++++ Listing

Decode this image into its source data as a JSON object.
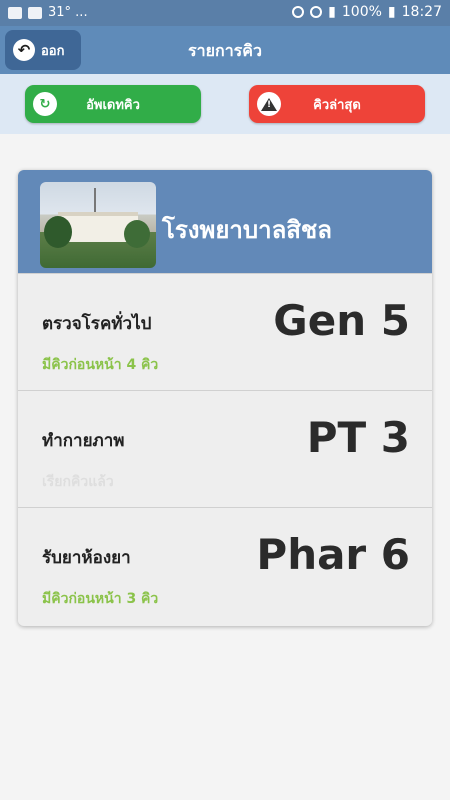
{
  "status_bar": {
    "left_text": "31° ...",
    "battery": "100%",
    "time": "18:27"
  },
  "header": {
    "back_label": "ออก",
    "title": "รายการคิว"
  },
  "actions": {
    "update_label": "อัพเดทคิว",
    "latest_label": "คิวล่าสุด"
  },
  "hospital": {
    "name": "โรงพยาบาลสิชล"
  },
  "queues": [
    {
      "service": "ตรวจโรคทั่วไป",
      "number": "Gen 5",
      "note": "มีคิวก่อนหน้า 4 คิว"
    },
    {
      "service": "ทำกายภาพ",
      "number": "PT 3",
      "note": "เรียกคิวแล้ว"
    },
    {
      "service": "รับยาห้องยา",
      "number": "Phar 6",
      "note": "มีคิวก่อนหน้า 3 คิว"
    }
  ],
  "colors": {
    "app_bar": "#5f8bb9",
    "update_button": "#31ad48",
    "latest_button": "#ee4339",
    "note_green": "#8bc34a"
  }
}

++++++++

**Work instructions**
Identify each line in the entries with the word "อนหน" and copy it.

**Full output**
      "note": "มีคิวก่อนหน้า 4 คิว"
      "note": "มีคิวก่อนหน้า 3 คิว"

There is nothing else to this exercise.